# CHALLENGE 1
In the hunting forum post, why does the writer hope SFC Rude fought the ticket?
# CHALLENGE 2
Quote the hunting forum post from "Alot of rambling" to "(Oct 10, 2002)".
# CHALLENGE 3
Continue the hunting forum post from where it stops.

# SELECTED TEXT
[Begin]
I may be totally off base (which my wife would agree with) but I think the guy who is out there on a regular basis dove,early goose, deer bow, waterfowl, pheasant, deer, predator, etc. hunting usually conducts themselves in a better manner than those who get out 1-3 days a year. Either out of respect for others or themselves, not sure. Maybe out of fear of getting caught since they are out so often? Hard to say for sure. I have nothing against weekend warriors (those who only get to hunt on weekends). I do most of my hunting on weekends and save my vacation for the fall to get to hunt a few weekdays. Don't knock a guy for how often or seldom he gets out, but how he conducts himself or herself while out.
Alot of rambling and I probably said nothing. BTW SFC Rude, I find it hard to believe you got a ticket for being off an established trail while on a gravel road. If it happened, I hope you fought it. The liberal judges love to throw wardens cases out. :evil:


----------



## headhunter (Oct 10, 2002)
[End]
# RECORD EXCERPTS
[Begin]
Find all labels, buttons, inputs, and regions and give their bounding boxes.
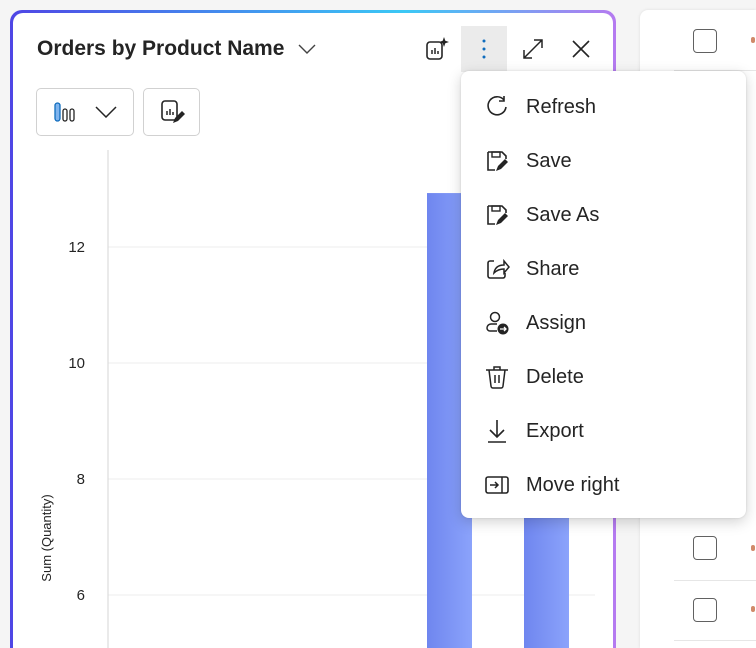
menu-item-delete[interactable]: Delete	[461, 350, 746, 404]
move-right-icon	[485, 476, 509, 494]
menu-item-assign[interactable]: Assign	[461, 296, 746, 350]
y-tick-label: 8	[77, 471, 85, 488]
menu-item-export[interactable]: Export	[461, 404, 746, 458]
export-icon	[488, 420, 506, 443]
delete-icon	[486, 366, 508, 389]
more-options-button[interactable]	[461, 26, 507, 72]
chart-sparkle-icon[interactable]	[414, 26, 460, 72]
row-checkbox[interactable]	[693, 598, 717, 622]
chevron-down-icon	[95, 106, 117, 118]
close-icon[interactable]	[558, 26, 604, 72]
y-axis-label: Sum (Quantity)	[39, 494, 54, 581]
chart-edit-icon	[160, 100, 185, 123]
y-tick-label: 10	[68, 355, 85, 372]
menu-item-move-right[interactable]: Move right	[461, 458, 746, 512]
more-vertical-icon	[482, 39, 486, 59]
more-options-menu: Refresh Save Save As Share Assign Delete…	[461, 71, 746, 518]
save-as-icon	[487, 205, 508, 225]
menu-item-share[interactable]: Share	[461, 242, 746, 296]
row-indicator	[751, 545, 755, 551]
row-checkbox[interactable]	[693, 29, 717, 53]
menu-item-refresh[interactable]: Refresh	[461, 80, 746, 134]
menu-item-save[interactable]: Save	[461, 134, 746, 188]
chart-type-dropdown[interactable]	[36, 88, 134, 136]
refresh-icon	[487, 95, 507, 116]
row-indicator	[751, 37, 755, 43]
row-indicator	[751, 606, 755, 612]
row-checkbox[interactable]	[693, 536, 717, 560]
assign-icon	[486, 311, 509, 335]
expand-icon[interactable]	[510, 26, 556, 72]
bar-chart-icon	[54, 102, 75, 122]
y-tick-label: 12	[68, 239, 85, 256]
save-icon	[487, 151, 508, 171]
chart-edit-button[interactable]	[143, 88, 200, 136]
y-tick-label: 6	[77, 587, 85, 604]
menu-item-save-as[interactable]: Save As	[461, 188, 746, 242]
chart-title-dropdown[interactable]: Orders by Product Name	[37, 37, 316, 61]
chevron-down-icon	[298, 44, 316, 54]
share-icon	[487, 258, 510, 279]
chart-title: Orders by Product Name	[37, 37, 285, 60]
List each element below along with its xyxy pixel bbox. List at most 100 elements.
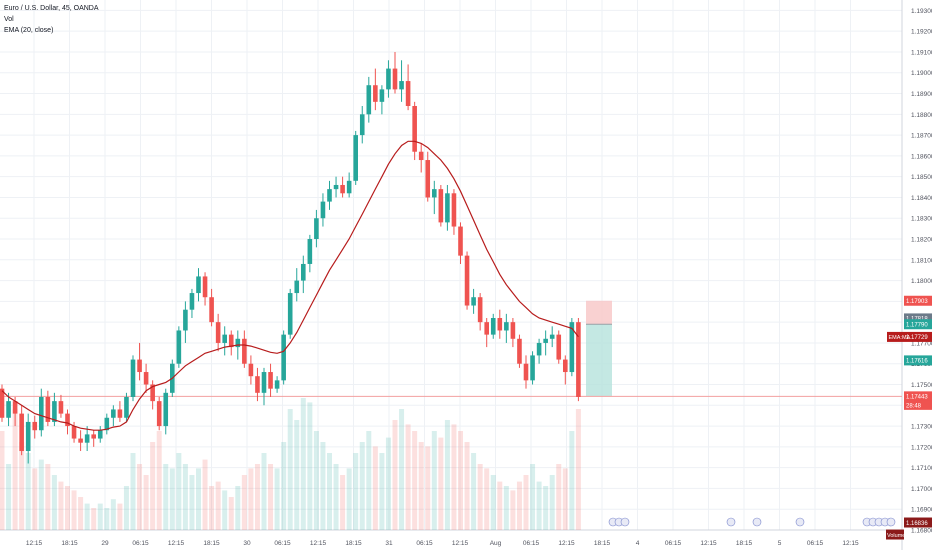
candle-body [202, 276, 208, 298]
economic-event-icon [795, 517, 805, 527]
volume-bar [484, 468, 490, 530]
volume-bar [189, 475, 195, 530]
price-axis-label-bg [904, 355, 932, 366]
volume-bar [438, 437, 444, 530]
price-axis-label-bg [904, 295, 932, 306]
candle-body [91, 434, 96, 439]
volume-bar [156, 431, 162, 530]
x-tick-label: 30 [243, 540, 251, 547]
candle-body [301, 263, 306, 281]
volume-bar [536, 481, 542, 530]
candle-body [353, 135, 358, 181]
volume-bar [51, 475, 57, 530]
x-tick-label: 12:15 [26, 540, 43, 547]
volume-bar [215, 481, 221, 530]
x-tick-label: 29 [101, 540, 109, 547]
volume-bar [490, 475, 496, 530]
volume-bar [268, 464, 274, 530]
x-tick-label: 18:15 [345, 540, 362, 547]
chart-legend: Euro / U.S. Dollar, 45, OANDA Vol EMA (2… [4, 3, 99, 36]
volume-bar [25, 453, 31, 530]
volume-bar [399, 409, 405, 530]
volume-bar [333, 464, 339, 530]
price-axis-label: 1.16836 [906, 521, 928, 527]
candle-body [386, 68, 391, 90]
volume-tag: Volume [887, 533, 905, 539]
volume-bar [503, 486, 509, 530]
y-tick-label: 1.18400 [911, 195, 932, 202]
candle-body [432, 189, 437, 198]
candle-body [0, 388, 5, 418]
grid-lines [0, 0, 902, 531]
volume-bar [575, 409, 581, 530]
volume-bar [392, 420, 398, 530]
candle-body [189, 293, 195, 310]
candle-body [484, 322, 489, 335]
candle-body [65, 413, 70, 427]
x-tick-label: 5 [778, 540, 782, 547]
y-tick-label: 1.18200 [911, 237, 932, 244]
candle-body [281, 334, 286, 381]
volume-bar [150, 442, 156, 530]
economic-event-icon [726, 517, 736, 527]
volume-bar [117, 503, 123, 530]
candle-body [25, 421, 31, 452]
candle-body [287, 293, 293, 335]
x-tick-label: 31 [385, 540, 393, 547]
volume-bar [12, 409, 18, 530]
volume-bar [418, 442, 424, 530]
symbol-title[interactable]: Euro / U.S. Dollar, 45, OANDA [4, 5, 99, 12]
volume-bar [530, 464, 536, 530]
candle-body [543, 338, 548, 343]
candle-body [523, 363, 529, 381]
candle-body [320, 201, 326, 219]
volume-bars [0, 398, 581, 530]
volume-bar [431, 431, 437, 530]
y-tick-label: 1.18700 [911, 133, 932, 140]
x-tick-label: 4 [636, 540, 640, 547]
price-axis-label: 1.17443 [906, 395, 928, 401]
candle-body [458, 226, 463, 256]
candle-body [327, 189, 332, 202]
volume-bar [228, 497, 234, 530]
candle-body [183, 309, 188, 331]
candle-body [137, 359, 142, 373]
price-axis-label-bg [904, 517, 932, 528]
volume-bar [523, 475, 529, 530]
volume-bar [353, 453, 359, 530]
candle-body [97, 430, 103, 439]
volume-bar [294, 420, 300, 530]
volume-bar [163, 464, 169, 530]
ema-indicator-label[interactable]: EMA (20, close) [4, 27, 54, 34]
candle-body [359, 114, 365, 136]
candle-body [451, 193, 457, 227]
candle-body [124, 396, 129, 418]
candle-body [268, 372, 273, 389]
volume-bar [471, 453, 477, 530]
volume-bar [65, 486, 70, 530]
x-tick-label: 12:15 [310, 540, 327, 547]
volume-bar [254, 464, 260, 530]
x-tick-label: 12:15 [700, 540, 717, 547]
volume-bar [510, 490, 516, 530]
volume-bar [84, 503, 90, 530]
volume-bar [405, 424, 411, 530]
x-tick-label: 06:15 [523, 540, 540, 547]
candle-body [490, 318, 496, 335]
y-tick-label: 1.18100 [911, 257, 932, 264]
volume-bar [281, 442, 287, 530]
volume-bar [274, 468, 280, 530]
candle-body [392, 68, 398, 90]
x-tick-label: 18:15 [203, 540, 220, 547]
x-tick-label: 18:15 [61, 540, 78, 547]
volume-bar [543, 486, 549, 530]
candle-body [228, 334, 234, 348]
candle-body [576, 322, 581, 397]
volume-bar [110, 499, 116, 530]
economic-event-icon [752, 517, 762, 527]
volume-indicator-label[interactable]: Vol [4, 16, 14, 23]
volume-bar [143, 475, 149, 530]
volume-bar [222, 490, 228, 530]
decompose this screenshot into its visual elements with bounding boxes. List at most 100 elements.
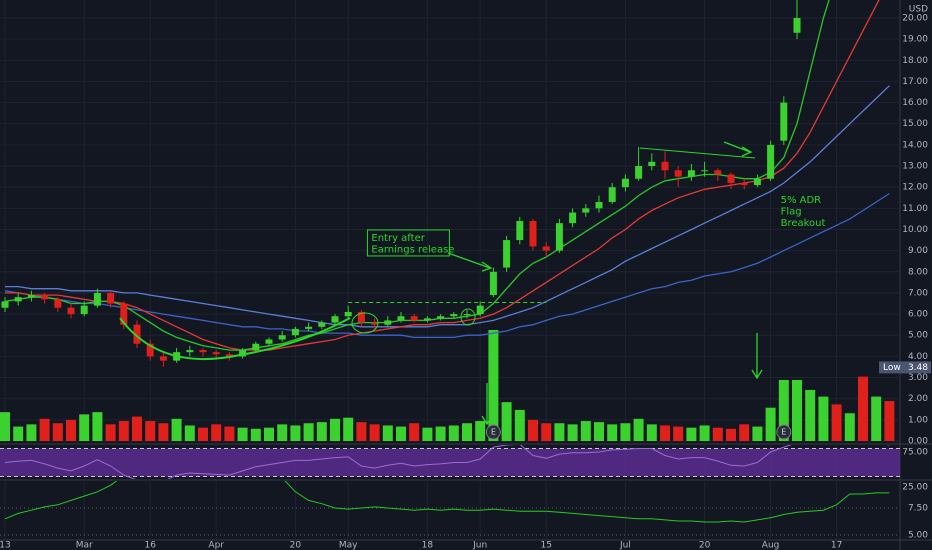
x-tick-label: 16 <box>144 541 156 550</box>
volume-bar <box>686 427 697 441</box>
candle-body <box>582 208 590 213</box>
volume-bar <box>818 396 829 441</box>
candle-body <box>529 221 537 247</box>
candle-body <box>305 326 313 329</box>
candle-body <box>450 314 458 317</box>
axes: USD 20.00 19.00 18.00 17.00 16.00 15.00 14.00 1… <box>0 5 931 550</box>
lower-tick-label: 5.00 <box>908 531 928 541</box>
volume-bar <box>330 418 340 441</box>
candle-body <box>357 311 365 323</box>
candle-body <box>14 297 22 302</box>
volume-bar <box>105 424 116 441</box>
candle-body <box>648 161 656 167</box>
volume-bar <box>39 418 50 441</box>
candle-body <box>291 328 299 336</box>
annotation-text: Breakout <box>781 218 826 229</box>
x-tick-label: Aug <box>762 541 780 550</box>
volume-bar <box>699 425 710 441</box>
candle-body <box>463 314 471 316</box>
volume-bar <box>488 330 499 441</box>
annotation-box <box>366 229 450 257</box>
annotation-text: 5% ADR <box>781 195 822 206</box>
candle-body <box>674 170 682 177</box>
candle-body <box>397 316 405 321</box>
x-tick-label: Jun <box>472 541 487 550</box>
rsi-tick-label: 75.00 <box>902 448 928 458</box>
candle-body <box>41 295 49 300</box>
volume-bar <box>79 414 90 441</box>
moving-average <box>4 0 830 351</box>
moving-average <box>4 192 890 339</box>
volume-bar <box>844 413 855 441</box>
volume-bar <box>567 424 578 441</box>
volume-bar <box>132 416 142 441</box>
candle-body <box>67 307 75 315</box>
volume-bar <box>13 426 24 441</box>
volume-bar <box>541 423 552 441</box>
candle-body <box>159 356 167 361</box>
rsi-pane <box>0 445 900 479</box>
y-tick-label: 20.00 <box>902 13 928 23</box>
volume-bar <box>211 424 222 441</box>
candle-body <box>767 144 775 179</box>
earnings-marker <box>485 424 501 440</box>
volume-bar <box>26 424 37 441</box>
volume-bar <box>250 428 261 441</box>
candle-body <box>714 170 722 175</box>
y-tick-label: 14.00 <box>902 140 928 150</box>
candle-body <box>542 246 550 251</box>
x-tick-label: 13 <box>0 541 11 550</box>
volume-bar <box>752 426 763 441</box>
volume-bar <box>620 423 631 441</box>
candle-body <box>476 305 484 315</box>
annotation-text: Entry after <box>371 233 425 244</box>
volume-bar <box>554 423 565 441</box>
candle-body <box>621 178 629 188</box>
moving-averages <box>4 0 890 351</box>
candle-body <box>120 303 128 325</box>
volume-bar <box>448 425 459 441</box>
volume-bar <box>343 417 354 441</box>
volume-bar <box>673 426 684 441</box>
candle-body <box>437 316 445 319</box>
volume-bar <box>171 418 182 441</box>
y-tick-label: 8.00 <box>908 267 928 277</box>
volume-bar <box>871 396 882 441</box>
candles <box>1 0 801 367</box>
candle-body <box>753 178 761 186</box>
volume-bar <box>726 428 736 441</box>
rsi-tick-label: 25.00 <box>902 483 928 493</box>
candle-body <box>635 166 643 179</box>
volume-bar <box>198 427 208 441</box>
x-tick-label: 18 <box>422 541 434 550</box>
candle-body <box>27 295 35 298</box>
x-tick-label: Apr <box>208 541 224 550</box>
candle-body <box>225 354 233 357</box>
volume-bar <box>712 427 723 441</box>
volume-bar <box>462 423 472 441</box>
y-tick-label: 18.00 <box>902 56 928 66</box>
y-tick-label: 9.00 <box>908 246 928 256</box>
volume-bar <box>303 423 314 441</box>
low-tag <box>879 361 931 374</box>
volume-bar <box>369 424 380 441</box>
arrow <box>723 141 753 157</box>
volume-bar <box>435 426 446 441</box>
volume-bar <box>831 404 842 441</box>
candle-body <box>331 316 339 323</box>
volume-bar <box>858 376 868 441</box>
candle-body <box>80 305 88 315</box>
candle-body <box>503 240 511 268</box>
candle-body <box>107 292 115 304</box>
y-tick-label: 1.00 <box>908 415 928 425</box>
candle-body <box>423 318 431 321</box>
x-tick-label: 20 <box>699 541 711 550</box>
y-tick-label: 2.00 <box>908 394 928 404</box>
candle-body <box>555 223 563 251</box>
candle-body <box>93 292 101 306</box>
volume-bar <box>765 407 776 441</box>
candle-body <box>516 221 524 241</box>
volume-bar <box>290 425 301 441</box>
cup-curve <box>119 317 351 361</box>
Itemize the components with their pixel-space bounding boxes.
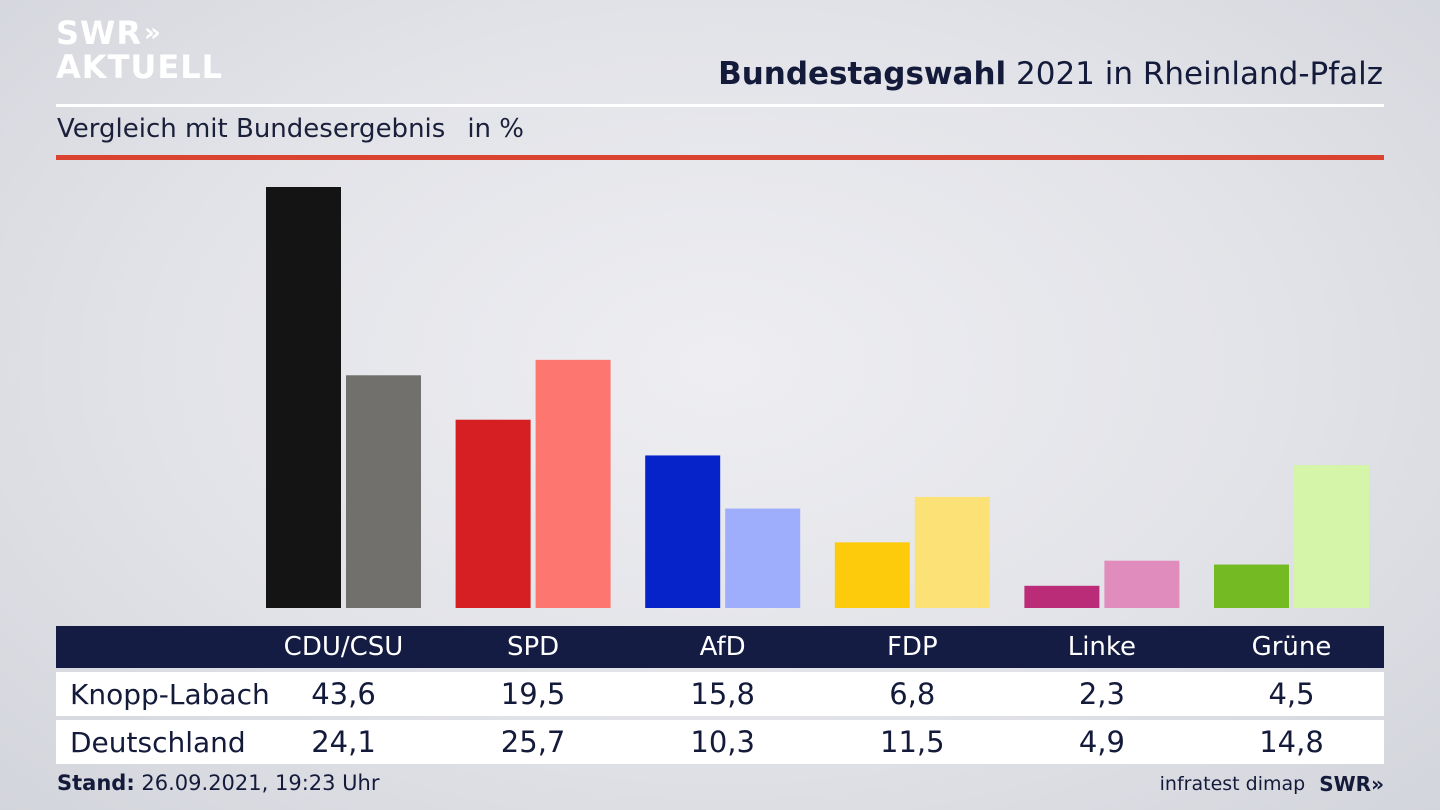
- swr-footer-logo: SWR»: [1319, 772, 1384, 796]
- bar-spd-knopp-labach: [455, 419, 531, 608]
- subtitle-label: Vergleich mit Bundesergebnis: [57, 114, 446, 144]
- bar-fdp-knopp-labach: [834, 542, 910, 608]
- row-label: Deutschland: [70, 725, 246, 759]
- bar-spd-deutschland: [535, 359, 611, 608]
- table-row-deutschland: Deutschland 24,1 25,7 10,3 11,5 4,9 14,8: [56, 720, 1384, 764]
[End]
# EXERCISE OUTPUT 1
The writer hopes SFC Rude fought it because liberal judges love to throw out wardens' cases. The writer also finds it hard to believe someone got a ticket for being off an established trail while on a gravel road.

# EXERCISE OUTPUT 2
Alot of rambling and I probably said nothing. BTW SFC Rude, I find it hard to believe you got a ticket for being off an established trail while on a gravel road. If it happened, I hope you fought it. The liberal judges love to throw wardens cases out. :evil:


----------



## headhunter (Oct 10, 2002)

# EXERCISE OUTPUT 3
Hey StevePike, Just wanted to add, it is legal to drive on any section line, at any time of year, regardless of what your doing. Whether or not there are wheel tracks on it or not. I know because I emailed the G/F last winter after we had a heated debate on FB. I told the game and fish section lines were basically useless and we should rid ourselves of such stupidity. The g/f guy wrote back and said S.Lines were out of there jurisdiction. These laws were made years ago for farmers traveling from field to field, so folks wouldn't be driving on other peoples crops (which I knew allready, thanks for nothing) and are in the law books of ND (forever? apparently.) and basically said "yah, you go right on ahead and TRY get rid of section lines as a mode of travel during hunting season"........He was alot of help. He basically said put up or shut up, and good luck. I would love to get a bill going to get rid of section lines. Know of any other state that has em?????? They only turn private property into PUBLIC property which is total BS. Am I venting again?


----------



## frosty (Dec 6, 2002)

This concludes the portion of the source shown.